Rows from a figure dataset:
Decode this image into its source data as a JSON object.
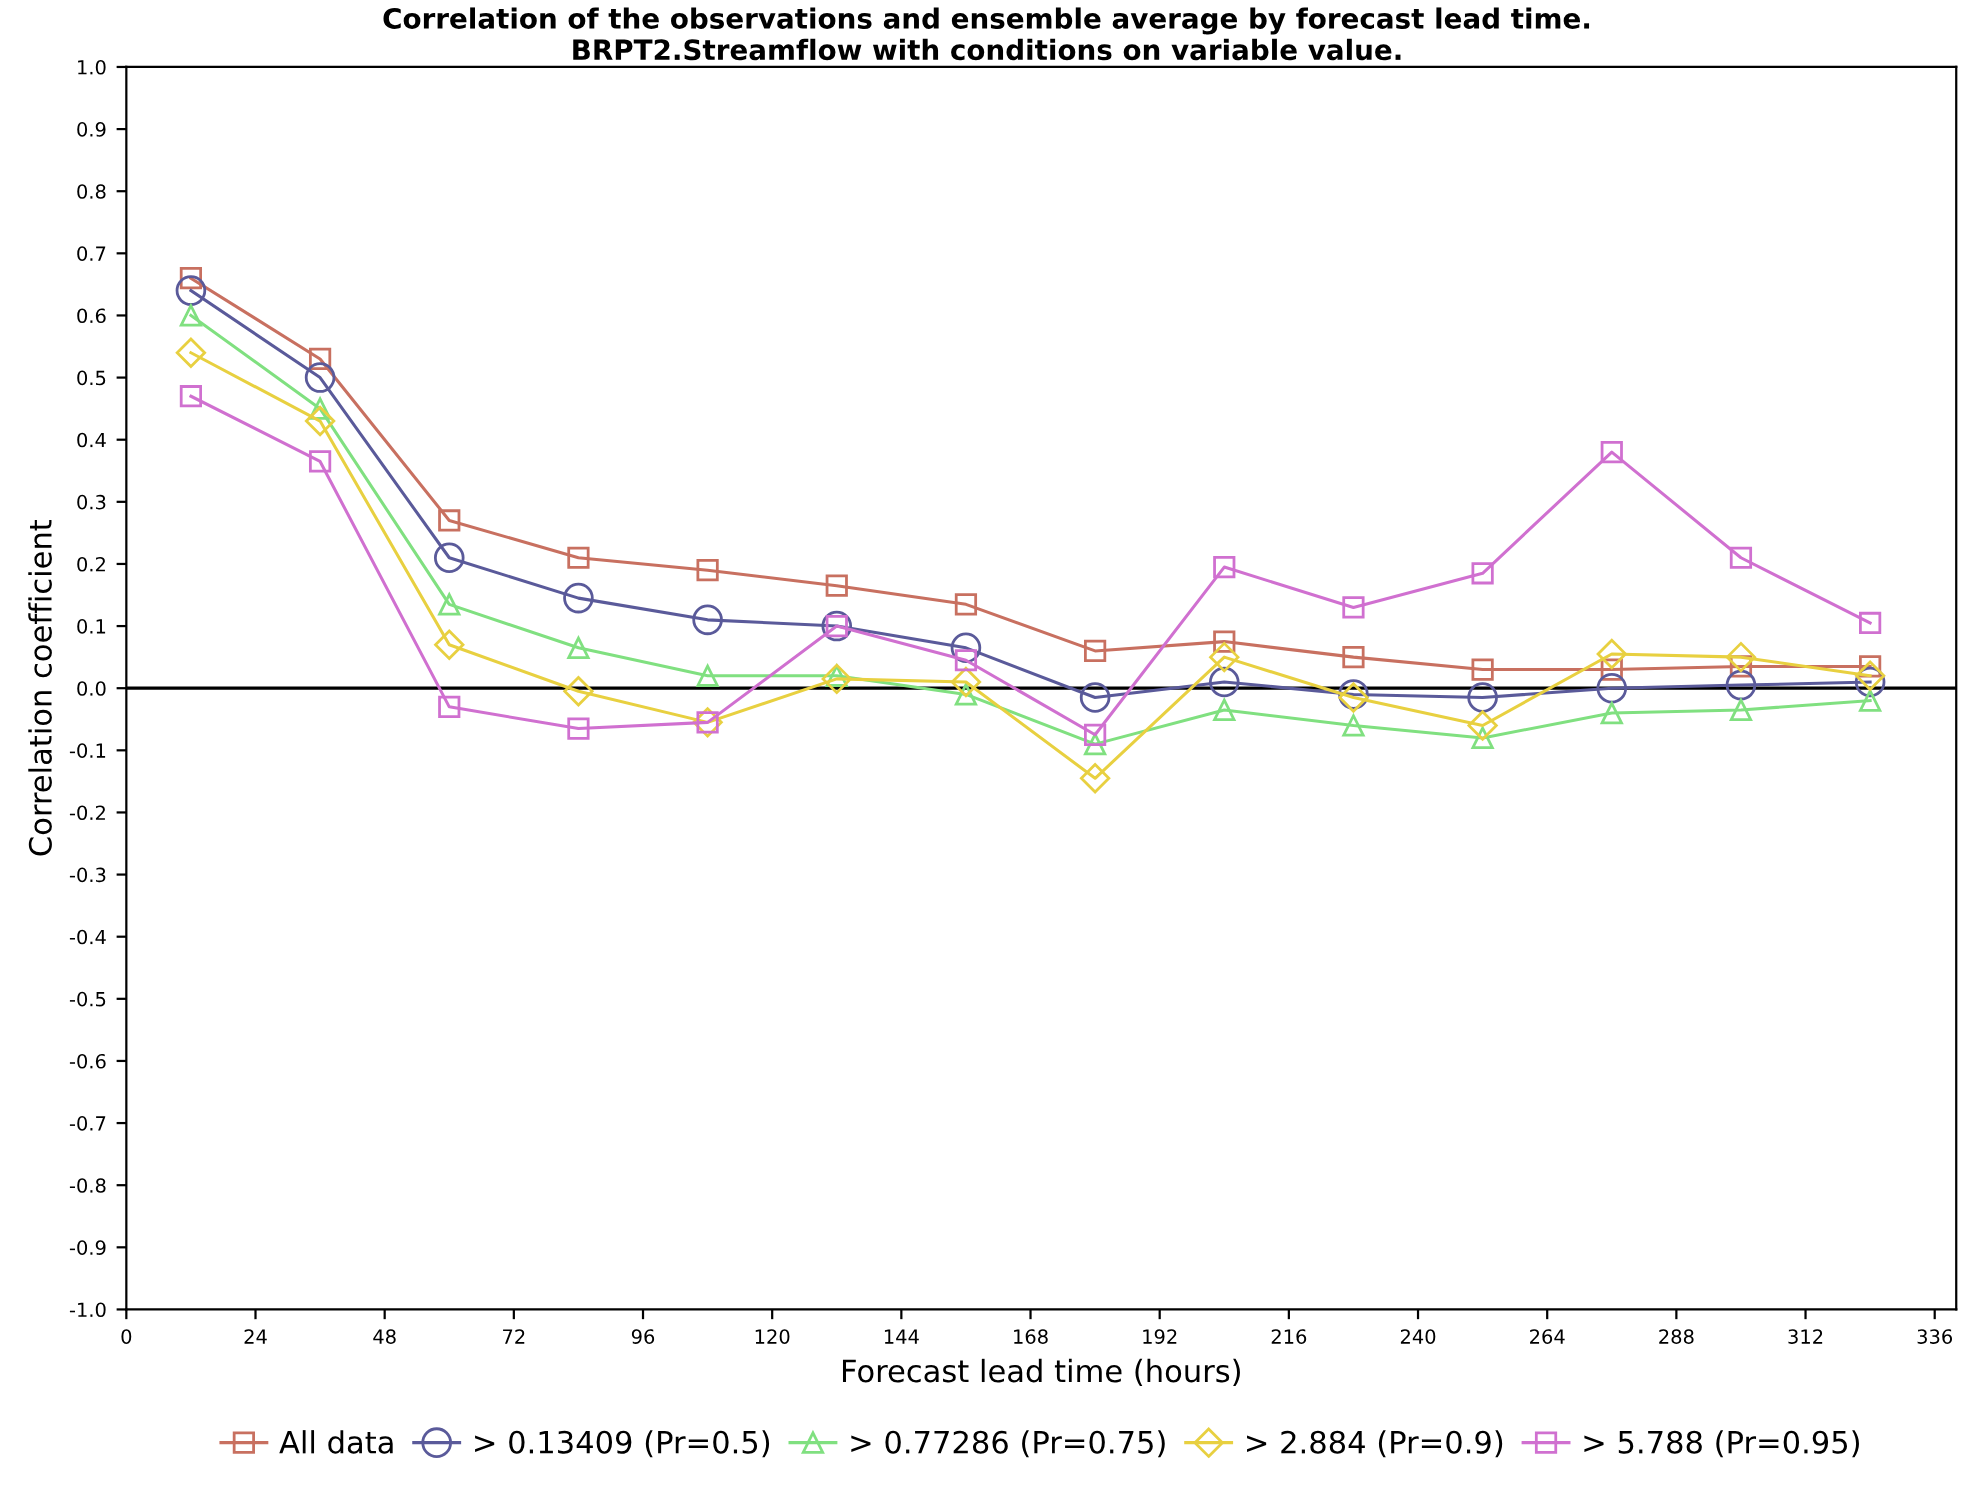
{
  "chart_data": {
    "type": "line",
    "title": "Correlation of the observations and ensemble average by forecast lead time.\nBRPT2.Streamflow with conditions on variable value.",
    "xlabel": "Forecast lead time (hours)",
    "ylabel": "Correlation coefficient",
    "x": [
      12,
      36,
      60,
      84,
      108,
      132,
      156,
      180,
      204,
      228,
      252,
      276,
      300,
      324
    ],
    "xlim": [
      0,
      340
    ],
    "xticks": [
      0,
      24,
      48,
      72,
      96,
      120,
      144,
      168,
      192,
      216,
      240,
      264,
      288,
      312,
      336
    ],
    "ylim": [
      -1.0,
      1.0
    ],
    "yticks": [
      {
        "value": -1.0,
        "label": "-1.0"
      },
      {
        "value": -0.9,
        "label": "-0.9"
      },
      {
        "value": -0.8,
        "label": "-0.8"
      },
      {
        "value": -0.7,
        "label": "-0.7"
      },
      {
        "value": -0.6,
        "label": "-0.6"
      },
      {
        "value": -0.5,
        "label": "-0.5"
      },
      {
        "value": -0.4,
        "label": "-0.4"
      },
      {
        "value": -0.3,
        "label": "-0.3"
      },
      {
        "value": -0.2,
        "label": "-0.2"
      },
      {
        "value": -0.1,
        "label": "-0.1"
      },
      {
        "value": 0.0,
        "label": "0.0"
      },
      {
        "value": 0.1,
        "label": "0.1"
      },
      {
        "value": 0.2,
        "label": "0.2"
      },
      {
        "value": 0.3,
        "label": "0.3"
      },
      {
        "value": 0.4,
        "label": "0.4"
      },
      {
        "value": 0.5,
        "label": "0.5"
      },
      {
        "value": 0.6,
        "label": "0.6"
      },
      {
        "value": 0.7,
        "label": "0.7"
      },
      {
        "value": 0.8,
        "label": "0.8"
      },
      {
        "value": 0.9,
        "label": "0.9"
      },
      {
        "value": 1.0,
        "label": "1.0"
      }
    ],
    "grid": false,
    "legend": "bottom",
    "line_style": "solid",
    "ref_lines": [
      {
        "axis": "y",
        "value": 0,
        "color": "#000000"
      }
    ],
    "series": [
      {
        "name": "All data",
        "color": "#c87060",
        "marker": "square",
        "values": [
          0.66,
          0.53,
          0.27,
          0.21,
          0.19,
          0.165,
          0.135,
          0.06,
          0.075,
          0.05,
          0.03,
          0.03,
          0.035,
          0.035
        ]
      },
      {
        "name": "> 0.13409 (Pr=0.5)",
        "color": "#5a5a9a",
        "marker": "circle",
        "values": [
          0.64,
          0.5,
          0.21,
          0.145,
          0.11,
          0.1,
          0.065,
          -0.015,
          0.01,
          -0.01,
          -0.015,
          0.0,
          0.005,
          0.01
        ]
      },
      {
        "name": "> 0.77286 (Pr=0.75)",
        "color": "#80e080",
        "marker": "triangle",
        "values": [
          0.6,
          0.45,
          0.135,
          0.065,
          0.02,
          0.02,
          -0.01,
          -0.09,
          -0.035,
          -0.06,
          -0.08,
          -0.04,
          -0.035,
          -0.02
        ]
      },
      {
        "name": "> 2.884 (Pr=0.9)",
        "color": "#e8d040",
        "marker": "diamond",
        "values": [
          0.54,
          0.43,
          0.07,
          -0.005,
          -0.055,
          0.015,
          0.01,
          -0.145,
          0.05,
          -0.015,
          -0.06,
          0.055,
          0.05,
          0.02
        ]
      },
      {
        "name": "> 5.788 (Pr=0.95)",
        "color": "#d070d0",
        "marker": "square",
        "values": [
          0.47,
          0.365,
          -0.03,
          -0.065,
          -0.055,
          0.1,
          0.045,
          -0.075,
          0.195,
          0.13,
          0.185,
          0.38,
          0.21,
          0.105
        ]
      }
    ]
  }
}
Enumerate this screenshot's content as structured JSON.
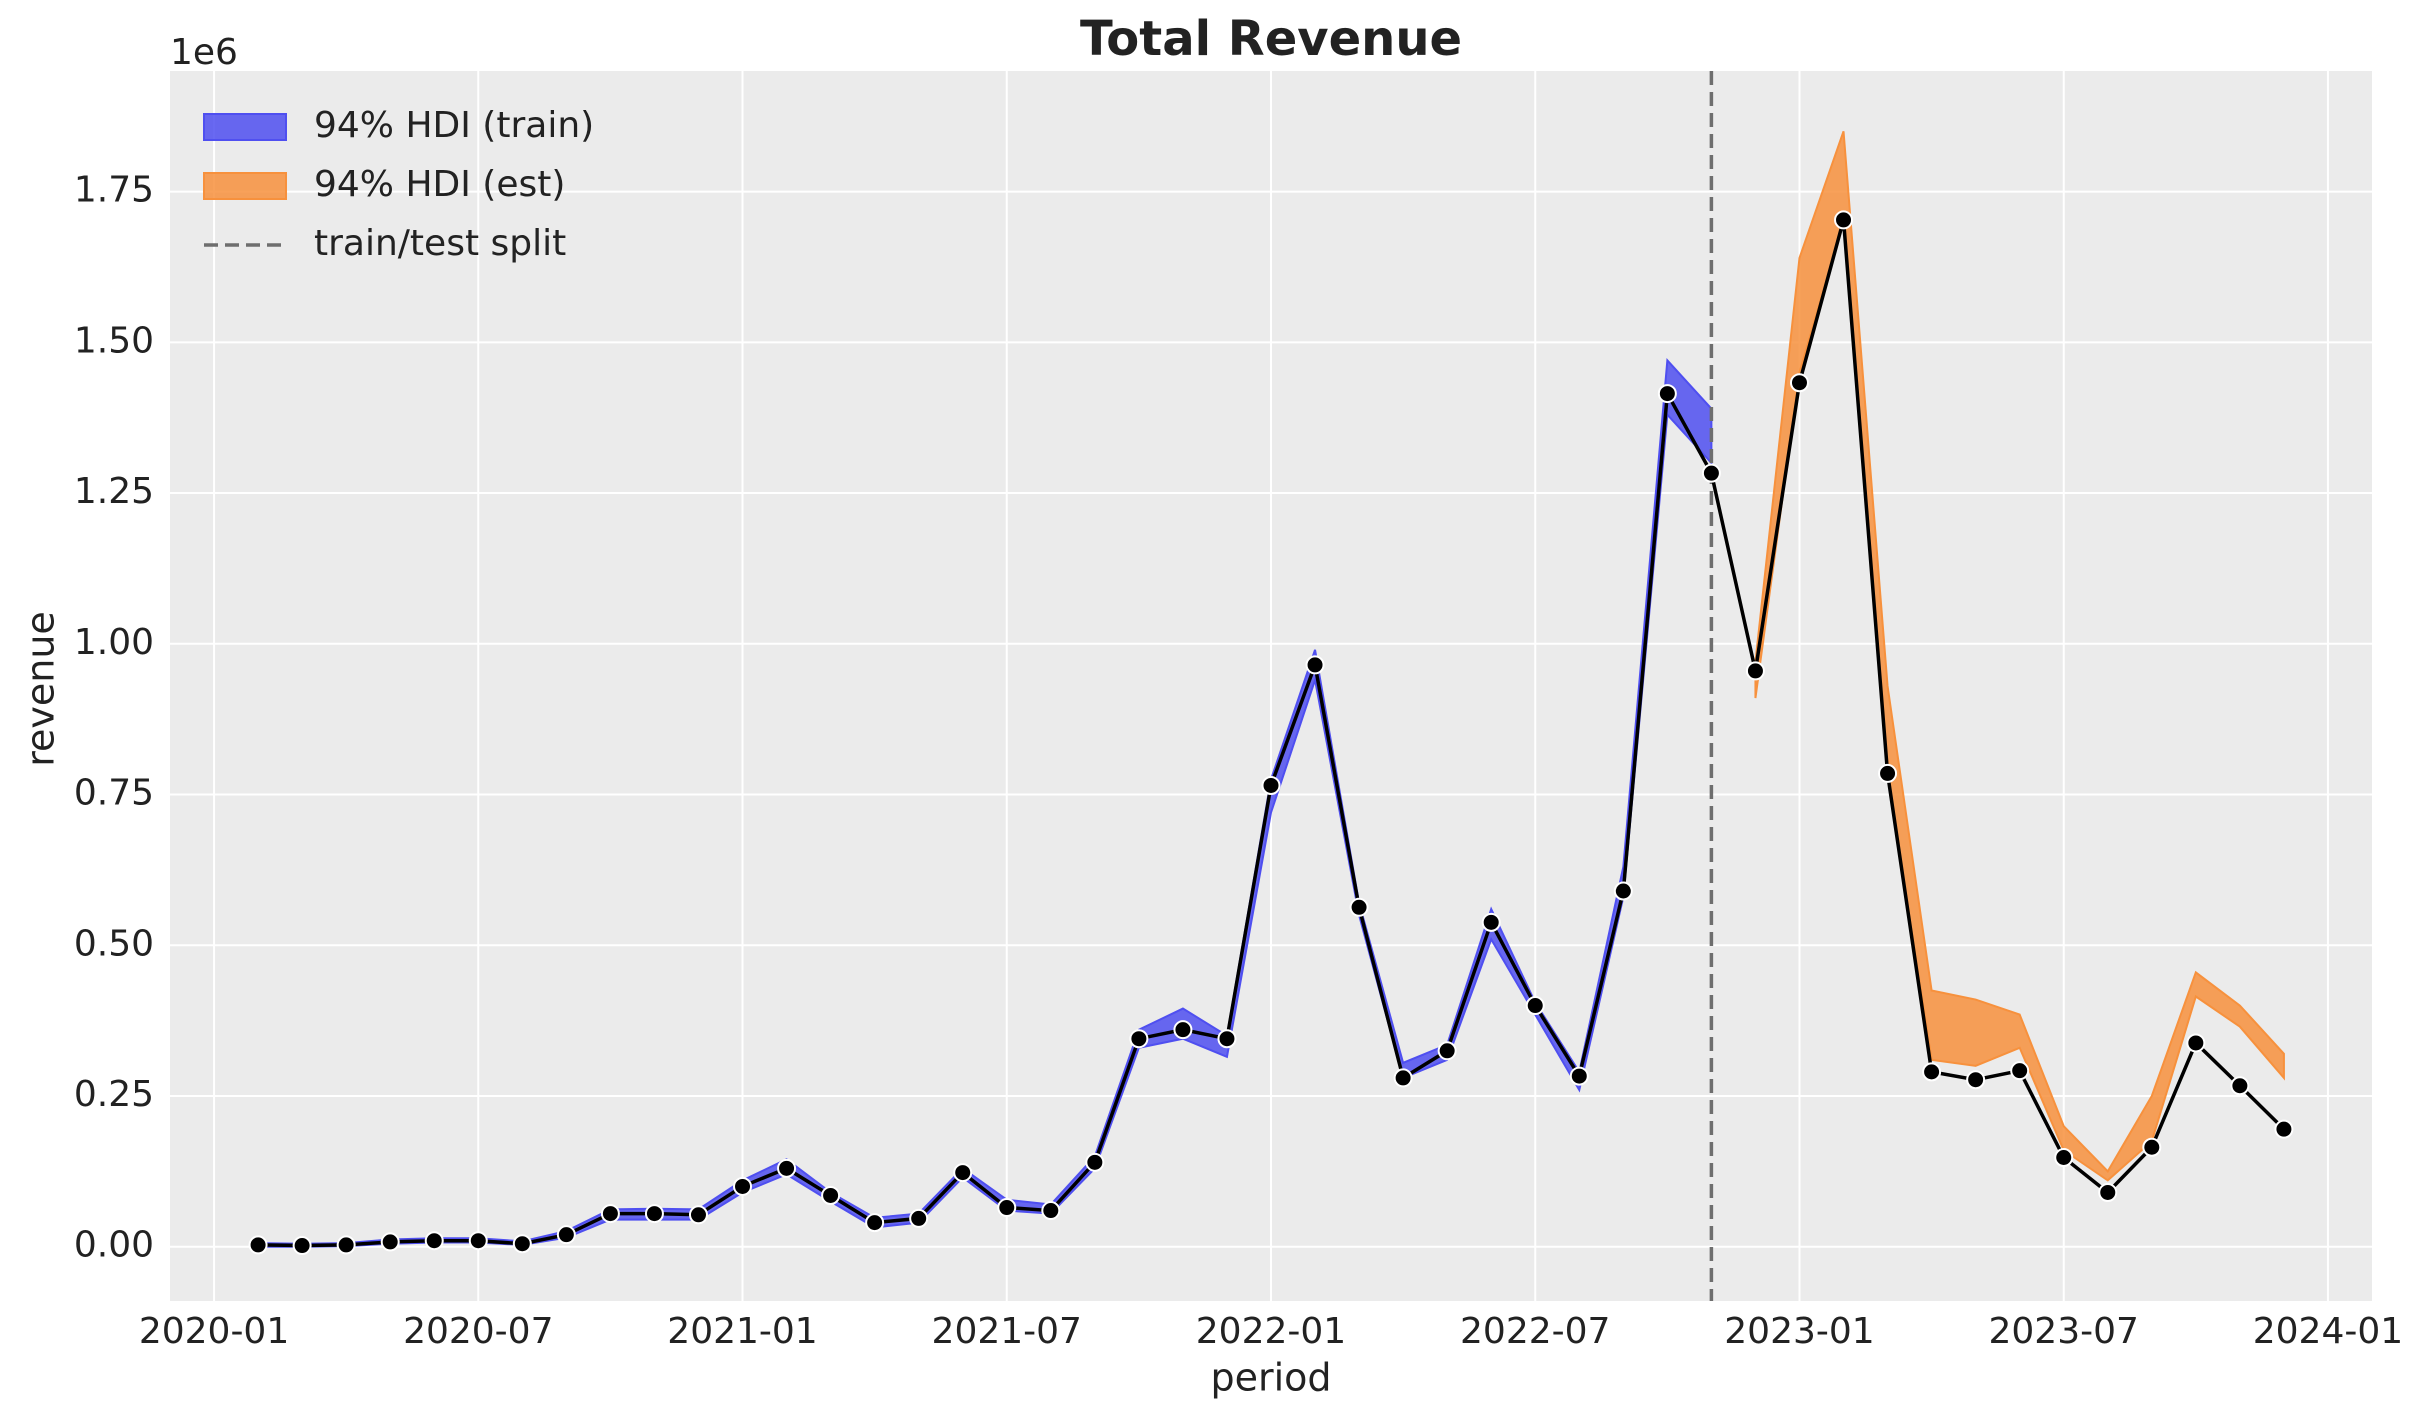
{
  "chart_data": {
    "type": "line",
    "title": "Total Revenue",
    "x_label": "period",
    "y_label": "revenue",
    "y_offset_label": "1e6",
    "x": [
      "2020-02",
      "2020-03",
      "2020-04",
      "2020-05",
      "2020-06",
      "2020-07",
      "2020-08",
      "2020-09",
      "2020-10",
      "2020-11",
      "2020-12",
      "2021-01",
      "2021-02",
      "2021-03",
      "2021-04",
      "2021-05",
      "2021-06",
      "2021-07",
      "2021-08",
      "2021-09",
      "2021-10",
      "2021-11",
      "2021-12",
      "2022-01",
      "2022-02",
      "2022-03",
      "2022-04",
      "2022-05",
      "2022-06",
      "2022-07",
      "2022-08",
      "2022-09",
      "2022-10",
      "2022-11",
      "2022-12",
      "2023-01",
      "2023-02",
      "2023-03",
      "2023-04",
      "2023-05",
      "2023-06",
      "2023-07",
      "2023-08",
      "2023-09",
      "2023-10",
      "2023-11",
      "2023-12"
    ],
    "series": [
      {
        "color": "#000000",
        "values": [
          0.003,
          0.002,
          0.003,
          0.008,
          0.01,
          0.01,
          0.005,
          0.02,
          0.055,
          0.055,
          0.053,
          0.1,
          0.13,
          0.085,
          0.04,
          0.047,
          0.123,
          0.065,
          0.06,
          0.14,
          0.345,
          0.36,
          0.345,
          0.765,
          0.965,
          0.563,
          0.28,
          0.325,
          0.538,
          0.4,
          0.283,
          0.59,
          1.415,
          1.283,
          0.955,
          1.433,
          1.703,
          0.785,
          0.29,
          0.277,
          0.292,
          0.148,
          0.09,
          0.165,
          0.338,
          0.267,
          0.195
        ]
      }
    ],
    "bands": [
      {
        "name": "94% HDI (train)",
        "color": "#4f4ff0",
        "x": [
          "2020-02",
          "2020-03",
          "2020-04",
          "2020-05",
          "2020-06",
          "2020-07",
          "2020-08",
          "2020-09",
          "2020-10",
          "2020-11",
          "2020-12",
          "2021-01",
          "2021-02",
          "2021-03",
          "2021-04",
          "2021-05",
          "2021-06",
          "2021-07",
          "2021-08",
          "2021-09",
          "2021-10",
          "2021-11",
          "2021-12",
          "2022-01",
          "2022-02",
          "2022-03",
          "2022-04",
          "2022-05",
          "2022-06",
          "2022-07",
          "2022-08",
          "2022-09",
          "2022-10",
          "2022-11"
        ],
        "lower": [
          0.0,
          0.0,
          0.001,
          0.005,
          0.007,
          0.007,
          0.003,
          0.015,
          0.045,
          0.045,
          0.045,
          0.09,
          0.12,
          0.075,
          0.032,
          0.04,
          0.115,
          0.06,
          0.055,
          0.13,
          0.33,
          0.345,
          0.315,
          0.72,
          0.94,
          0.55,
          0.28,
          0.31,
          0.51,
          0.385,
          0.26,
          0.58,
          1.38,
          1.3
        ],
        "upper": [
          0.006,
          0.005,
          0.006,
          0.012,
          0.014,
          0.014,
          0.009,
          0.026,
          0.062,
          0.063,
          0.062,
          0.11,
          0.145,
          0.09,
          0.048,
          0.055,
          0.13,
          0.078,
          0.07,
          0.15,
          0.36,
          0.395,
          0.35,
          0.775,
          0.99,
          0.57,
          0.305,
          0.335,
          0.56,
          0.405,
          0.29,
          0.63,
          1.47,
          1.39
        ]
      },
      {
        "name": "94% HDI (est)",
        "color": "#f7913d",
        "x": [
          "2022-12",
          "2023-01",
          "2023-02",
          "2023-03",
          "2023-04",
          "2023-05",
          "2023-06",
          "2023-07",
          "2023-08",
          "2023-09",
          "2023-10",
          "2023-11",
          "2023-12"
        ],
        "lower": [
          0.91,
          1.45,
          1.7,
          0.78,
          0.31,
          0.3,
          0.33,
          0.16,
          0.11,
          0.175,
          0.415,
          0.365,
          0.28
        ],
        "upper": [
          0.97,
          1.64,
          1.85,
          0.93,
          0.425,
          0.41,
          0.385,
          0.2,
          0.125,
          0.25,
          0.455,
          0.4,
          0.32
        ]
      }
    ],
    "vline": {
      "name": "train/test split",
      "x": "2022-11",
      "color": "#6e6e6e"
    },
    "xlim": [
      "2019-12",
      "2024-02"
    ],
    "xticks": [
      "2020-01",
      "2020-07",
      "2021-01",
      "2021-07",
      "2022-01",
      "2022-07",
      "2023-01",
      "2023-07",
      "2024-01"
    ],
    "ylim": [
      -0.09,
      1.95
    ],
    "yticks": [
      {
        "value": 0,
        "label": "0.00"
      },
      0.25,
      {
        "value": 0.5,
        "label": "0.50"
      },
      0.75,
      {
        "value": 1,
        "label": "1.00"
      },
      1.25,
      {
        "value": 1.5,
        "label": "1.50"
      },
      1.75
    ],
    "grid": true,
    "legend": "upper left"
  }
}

• _What is needed_
Copy each line above where the string "Correlation" occurs.

• _Task answer_
    "title": "Correlation of the observations and ensemble average by forecast lead time.\nBRPT2.Streamflow with conditions on variable value.",
    "ylabel": "Correlation coefficient",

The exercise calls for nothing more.